- _Set exercise_
Gather all lines with the word "Корнилово" in them.

——————

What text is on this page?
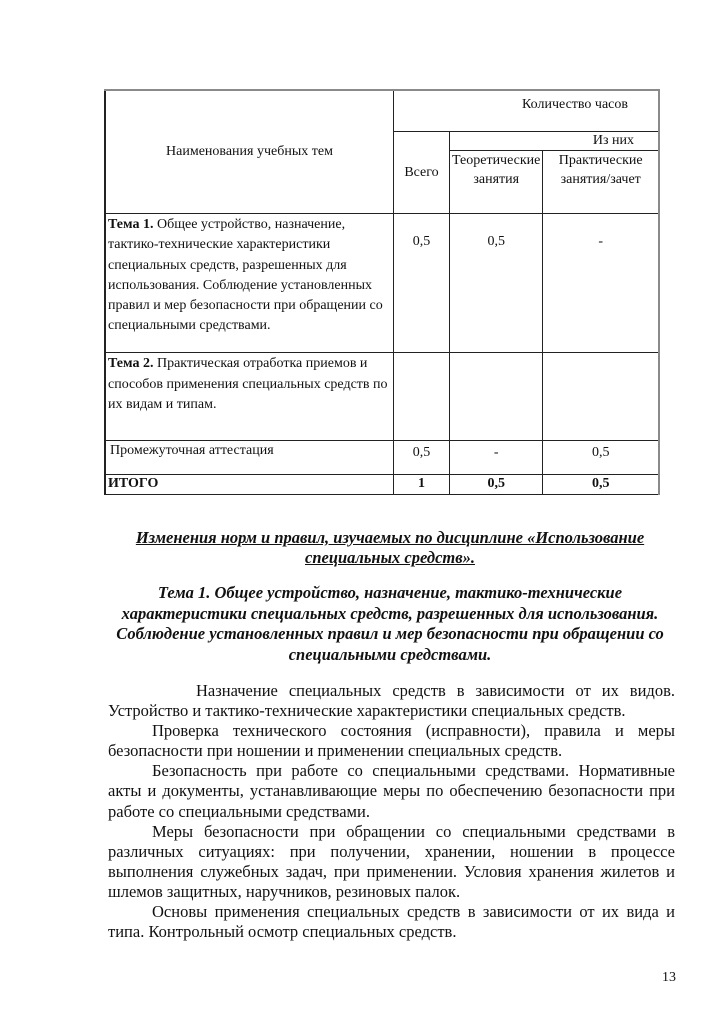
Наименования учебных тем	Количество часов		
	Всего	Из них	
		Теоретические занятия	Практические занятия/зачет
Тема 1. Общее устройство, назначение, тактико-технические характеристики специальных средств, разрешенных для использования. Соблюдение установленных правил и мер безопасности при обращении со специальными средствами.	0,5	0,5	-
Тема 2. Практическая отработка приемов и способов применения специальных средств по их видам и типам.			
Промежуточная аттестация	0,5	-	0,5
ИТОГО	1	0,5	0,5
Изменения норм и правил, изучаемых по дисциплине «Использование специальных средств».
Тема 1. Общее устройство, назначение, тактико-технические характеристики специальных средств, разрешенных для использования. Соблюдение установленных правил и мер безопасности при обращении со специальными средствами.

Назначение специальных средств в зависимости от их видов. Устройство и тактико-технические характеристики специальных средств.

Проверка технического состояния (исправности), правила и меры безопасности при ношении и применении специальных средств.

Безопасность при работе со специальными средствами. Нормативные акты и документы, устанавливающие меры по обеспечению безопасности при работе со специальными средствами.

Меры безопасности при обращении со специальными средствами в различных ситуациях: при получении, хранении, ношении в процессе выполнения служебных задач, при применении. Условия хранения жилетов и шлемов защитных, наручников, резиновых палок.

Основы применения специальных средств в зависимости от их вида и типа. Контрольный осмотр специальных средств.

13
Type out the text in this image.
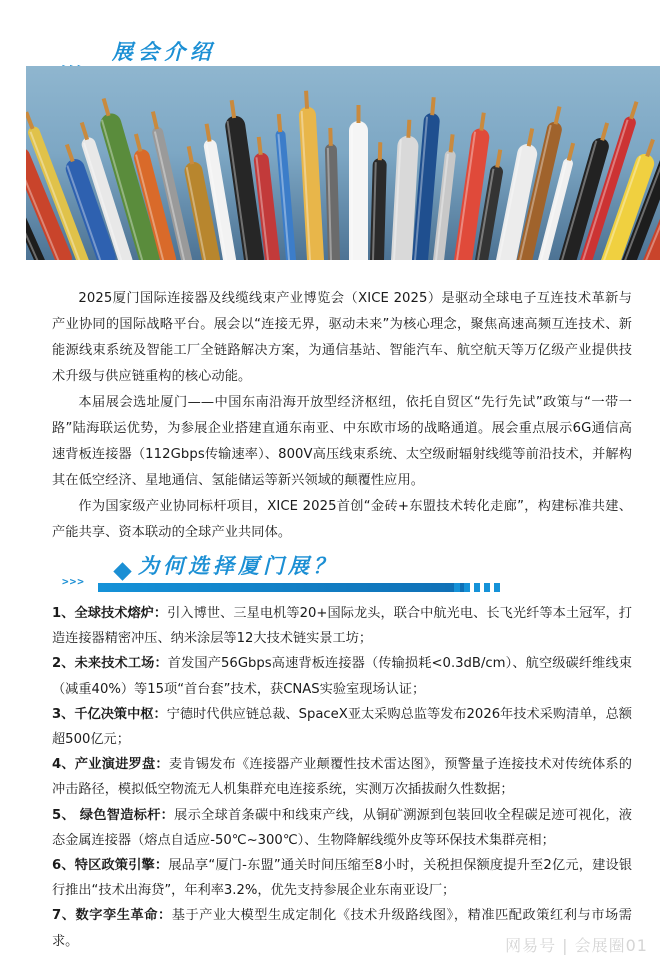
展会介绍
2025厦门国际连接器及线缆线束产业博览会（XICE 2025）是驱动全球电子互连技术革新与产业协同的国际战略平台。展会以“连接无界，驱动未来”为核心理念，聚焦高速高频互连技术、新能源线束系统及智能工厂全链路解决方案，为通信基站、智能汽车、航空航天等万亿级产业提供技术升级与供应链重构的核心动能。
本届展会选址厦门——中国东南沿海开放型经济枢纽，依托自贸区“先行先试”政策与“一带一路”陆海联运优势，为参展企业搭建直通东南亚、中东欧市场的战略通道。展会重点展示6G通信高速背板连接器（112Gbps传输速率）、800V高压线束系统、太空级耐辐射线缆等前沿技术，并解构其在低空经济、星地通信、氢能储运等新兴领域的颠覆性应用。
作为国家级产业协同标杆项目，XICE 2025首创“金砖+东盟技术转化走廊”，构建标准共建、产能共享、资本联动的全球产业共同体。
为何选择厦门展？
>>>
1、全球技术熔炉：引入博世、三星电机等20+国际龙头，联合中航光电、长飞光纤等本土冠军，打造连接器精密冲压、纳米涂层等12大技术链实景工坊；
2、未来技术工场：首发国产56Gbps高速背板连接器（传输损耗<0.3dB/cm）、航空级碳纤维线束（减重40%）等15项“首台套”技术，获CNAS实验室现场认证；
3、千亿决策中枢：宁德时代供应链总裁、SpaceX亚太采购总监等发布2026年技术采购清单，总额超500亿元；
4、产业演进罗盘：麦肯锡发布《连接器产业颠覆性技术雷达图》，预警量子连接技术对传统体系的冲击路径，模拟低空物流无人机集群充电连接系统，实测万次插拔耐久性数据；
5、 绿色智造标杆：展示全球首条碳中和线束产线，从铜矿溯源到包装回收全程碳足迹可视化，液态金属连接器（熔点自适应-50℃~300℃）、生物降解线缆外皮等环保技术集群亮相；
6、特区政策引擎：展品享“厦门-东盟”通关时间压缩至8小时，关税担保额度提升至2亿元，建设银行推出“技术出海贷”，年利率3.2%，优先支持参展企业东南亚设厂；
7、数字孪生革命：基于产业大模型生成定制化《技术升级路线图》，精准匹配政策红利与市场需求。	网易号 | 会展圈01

——————

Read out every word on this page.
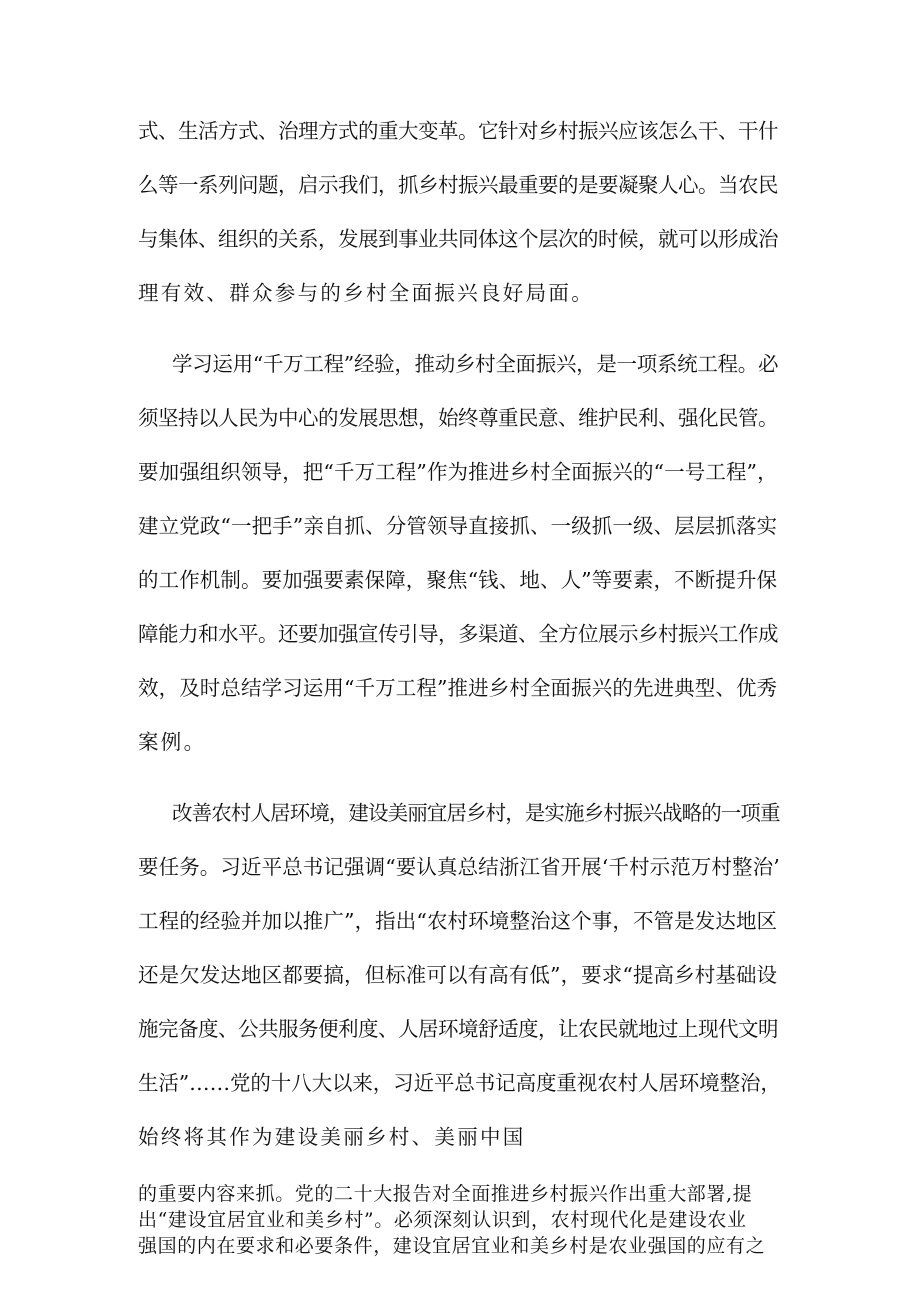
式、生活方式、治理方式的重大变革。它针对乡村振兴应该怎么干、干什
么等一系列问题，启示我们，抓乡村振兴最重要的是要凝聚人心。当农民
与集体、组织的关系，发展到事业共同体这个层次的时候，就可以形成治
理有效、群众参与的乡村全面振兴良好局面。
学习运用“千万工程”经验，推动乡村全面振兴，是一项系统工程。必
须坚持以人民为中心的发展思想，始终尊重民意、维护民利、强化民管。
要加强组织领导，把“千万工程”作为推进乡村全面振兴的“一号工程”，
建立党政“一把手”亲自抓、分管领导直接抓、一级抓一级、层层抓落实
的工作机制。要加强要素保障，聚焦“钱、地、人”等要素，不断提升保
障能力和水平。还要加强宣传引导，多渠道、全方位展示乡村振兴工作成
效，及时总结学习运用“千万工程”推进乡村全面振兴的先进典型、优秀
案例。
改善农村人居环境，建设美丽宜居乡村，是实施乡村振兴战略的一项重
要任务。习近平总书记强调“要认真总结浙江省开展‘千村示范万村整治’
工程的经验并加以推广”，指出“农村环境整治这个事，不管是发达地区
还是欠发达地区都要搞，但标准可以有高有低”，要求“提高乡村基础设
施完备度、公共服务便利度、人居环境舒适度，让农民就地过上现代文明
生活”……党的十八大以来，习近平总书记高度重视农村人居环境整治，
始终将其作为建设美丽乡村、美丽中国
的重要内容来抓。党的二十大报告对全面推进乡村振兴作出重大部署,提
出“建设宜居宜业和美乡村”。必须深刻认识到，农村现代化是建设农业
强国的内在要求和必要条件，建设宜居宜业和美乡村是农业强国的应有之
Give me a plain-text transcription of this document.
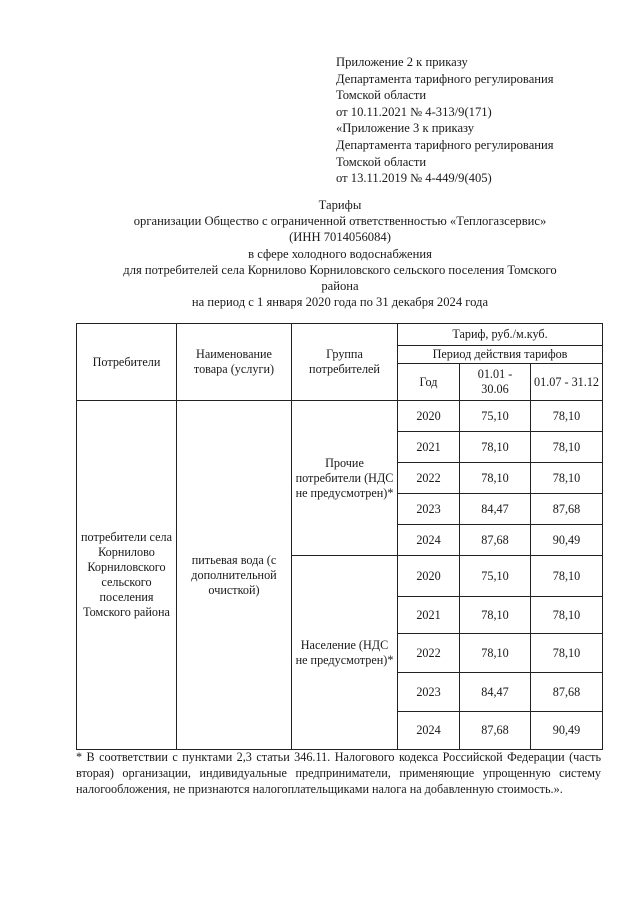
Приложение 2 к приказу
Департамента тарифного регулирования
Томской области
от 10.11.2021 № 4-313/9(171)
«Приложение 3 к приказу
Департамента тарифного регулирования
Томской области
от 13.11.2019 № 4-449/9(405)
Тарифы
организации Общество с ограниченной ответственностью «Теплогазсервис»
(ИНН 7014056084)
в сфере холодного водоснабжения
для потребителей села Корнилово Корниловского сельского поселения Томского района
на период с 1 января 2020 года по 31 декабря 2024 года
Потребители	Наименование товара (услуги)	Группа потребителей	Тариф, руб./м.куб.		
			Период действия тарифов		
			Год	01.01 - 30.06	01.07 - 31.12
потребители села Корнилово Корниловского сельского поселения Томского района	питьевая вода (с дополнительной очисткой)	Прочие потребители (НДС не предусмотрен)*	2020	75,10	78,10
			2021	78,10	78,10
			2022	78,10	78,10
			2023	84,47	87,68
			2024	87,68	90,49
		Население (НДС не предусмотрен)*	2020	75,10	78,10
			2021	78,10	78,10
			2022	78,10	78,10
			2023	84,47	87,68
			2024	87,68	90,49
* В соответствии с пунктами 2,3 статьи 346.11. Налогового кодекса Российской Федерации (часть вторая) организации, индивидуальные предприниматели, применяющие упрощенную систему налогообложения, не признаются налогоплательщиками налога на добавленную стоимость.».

——————

- _Worked answer_
для потребителей села Корнилово Корниловского сельского поселения Томского района
потребители села Корнилово Корниловского сельского поселения Томского района	питьевая вода (с дополнительной очисткой)	Прочие потребители (НДС не предусмотрен)*	2020	75,10	78,10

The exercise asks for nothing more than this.